What you are asked to do:
Copy out all the lines exactly. Omit pictures.

--- Start of Data shown ---

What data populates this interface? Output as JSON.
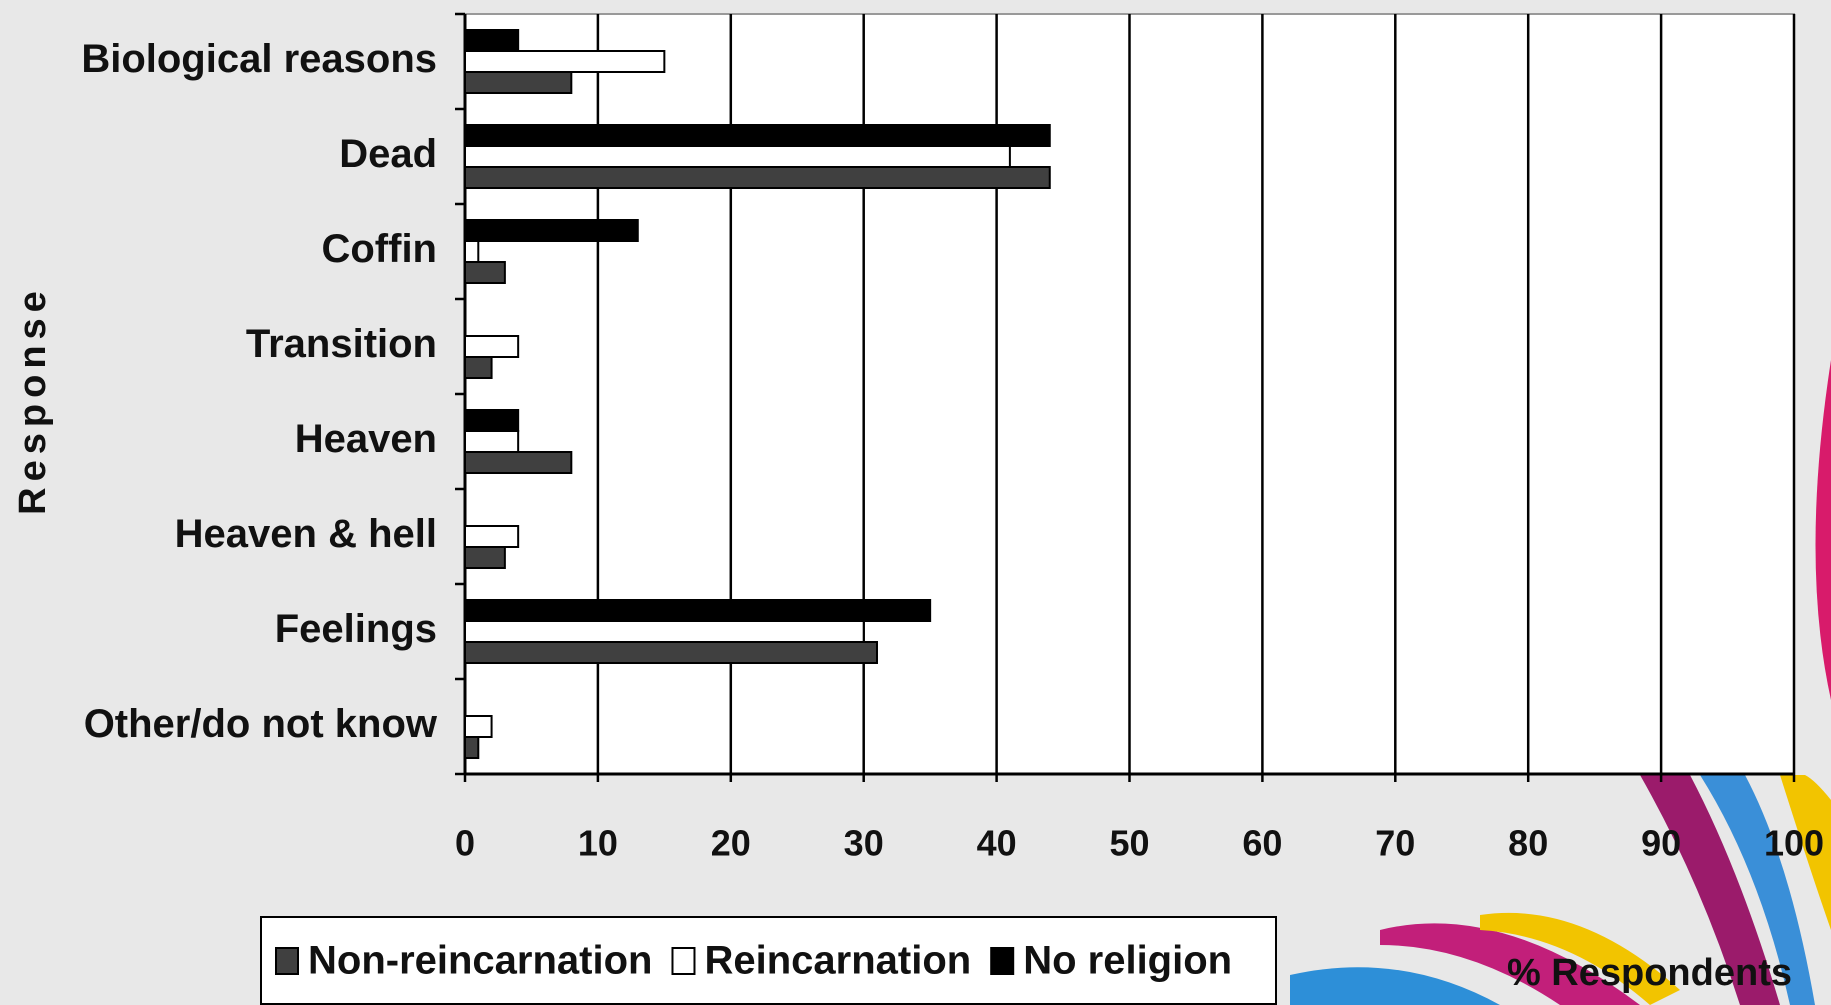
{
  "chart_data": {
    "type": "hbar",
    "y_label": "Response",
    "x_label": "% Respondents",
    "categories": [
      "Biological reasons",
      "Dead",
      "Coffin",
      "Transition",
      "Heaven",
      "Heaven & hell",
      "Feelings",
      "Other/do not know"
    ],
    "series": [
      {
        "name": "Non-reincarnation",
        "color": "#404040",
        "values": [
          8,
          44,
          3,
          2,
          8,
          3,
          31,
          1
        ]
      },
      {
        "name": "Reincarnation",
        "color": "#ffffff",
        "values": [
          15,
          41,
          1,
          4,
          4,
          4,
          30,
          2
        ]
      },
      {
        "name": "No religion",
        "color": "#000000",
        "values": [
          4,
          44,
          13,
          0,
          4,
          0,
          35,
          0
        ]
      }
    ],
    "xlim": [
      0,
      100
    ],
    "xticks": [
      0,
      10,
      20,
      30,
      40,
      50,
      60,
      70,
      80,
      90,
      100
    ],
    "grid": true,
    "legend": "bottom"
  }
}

--- End of Data shown ---

Output of the exercise:
What data populates this interface? Output as JSON.
{
  "chart_data": {
    "type": "hbar",
    "y_label": "Response",
    "x_label": "% Respondents",
    "categories": [
      "Biological reasons",
      "Dead",
      "Coffin",
      "Transition",
      "Heaven",
      "Heaven & hell",
      "Feelings",
      "Other/do not know"
    ],
    "series": [
      {
        "name": "Non-reincarnation",
        "color": "#404040",
        "values": [
          8,
          44,
          3,
          2,
          8,
          3,
          31,
          1
        ]
      },
      {
        "name": "Reincarnation",
        "color": "#ffffff",
        "values": [
          15,
          41,
          1,
          4,
          4,
          4,
          30,
          2
        ]
      },
      {
        "name": "No religion",
        "color": "#000000",
        "values": [
          4,
          44,
          13,
          0,
          4,
          0,
          35,
          0
        ]
      }
    ],
    "xlim": [
      0,
      100
    ],
    "xticks": [
      0,
      10,
      20,
      30,
      40,
      50,
      60,
      70,
      80,
      90,
      100
    ],
    "grid": true,
    "legend": "bottom"
  }
}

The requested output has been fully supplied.